--- Start of Recorded information ---
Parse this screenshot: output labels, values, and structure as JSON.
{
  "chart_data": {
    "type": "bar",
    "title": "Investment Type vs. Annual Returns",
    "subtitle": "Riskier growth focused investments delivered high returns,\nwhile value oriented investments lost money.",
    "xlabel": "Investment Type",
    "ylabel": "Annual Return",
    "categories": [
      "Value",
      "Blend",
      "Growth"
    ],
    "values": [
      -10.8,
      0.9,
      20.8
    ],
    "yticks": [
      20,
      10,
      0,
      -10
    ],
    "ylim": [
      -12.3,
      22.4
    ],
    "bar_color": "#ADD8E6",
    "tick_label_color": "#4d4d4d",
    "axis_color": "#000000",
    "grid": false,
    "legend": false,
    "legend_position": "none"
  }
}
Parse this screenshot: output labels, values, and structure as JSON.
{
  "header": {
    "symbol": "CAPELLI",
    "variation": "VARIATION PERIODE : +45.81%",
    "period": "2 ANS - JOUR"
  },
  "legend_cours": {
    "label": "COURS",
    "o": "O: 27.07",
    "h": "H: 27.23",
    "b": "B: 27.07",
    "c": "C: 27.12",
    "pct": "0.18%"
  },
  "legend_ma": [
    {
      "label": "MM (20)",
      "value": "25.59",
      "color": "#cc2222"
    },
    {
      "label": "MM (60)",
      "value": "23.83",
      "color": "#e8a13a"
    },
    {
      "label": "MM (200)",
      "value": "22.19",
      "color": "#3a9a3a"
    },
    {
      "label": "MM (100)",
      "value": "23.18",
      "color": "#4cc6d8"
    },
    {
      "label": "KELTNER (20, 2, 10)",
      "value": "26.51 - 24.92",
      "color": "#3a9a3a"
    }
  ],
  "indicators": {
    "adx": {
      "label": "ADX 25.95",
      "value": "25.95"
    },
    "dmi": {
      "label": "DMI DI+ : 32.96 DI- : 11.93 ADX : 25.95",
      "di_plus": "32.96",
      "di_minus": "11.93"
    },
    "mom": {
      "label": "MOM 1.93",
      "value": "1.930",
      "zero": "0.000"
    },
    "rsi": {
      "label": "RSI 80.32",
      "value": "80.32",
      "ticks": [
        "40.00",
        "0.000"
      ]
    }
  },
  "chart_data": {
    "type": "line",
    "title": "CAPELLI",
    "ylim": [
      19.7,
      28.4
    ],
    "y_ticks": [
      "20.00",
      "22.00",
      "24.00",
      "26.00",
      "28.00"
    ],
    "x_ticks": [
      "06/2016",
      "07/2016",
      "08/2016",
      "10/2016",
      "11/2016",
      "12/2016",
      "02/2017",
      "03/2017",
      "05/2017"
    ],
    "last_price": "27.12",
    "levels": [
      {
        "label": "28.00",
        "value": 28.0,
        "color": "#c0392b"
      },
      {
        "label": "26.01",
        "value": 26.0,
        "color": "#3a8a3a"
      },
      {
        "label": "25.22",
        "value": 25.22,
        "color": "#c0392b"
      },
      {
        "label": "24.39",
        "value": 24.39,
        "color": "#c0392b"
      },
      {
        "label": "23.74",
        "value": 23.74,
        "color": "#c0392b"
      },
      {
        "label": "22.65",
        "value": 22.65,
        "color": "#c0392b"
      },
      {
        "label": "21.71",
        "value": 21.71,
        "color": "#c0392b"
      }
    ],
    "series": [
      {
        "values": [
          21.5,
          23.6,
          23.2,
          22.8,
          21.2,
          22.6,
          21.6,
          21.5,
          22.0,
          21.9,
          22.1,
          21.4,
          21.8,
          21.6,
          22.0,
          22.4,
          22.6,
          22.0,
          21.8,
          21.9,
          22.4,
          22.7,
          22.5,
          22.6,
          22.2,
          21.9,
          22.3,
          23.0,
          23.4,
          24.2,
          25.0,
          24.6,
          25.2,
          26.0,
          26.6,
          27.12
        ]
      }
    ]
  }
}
--- End of Recorded information ---
Please quote every record above exactly as it appears.

Response below:
Parse this screenshot: output labels, values, and structure as JSON.
{
  "chart_data": {
    "type": "bar",
    "title": "Investment Type vs. Annual Returns",
    "subtitle": "Riskier growth focused investments delivered high returns,\nwhile value oriented investments lost money.",
    "xlabel": "Investment Type",
    "ylabel": "Annual Return",
    "categories": [
      "Value",
      "Blend",
      "Growth"
    ],
    "values": [
      -10.8,
      0.9,
      20.8
    ],
    "yticks": [
      20,
      10,
      0,
      -10
    ],
    "ylim": [
      -12.3,
      22.4
    ],
    "bar_color": "#ADD8E6",
    "tick_label_color": "#4d4d4d",
    "axis_color": "#000000",
    "grid": false,
    "legend": false,
    "legend_position": "none"
  }
}
Parse this screenshot: output labels, values, and structure as JSON.
{
  "header": {
    "symbol": "CAPELLI",
    "variation": "VARIATION PERIODE : +45.81%",
    "period": "2 ANS - JOUR"
  },
  "legend_cours": {
    "label": "COURS",
    "o": "O: 27.07",
    "h": "H: 27.23",
    "b": "B: 27.07",
    "c": "C: 27.12",
    "pct": "0.18%"
  },
  "legend_ma": [
    {
      "label": "MM (20)",
      "value": "25.59",
      "color": "#cc2222"
    },
    {
      "label": "MM (60)",
      "value": "23.83",
      "color": "#e8a13a"
    },
    {
      "label": "MM (200)",
      "value": "22.19",
      "color": "#3a9a3a"
    },
    {
      "label": "MM (100)",
      "value": "23.18",
      "color": "#4cc6d8"
    },
    {
      "label": "KELTNER (20, 2, 10)",
      "value": "26.51 - 24.92",
      "color": "#3a9a3a"
    }
  ],
  "indicators": {
    "adx": {
      "label": "ADX 25.95",
      "value": "25.95"
    },
    "dmi": {
      "label": "DMI DI+ : 32.96 DI- : 11.93 ADX : 25.95",
      "di_plus": "32.96",
      "di_minus": "11.93"
    },
    "mom": {
      "label": "MOM 1.93",
      "value": "1.930",
      "zero": "0.000"
    },
    "rsi": {
      "label": "RSI 80.32",
      "value": "80.32",
      "ticks": [
        "40.00",
        "0.000"
      ]
    }
  },
  "chart_data": {
    "type": "line",
    "title": "CAPELLI",
    "ylim": [
      19.7,
      28.4
    ],
    "y_ticks": [
      "20.00",
      "22.00",
      "24.00",
      "26.00",
      "28.00"
    ],
    "x_ticks": [
      "06/2016",
      "07/2016",
      "08/2016",
      "10/2016",
      "11/2016",
      "12/2016",
      "02/2017",
      "03/2017",
      "05/2017"
    ],
    "last_price": "27.12",
    "levels": [
      {
        "label": "28.00",
        "value": 28.0,
        "color": "#c0392b"
      },
      {
        "label": "26.01",
        "value": 26.0,
        "color": "#3a8a3a"
      },
      {
        "label": "25.22",
        "value": 25.22,
        "color": "#c0392b"
      },
      {
        "label": "24.39",
        "value": 24.39,
        "color": "#c0392b"
      },
      {
        "label": "23.74",
        "value": 23.74,
        "color": "#c0392b"
      },
      {
        "label": "22.65",
        "value": 22.65,
        "color": "#c0392b"
      },
      {
        "label": "21.71",
        "value": 21.71,
        "color": "#c0392b"
      }
    ],
    "series": [
      {
        "values": [
          21.5,
          23.6,
          23.2,
          22.8,
          21.2,
          22.6,
          21.6,
          21.5,
          22.0,
          21.9,
          22.1,
          21.4,
          21.8,
          21.6,
          22.0,
          22.4,
          22.6,
          22.0,
          21.8,
          21.9,
          22.4,
          22.7,
          22.5,
          22.6,
          22.2,
          21.9,
          22.3,
          23.0,
          23.4,
          24.2,
          25.0,
          24.6,
          25.2,
          26.0,
          26.6,
          27.12
        ]
      }
    ]
  }
}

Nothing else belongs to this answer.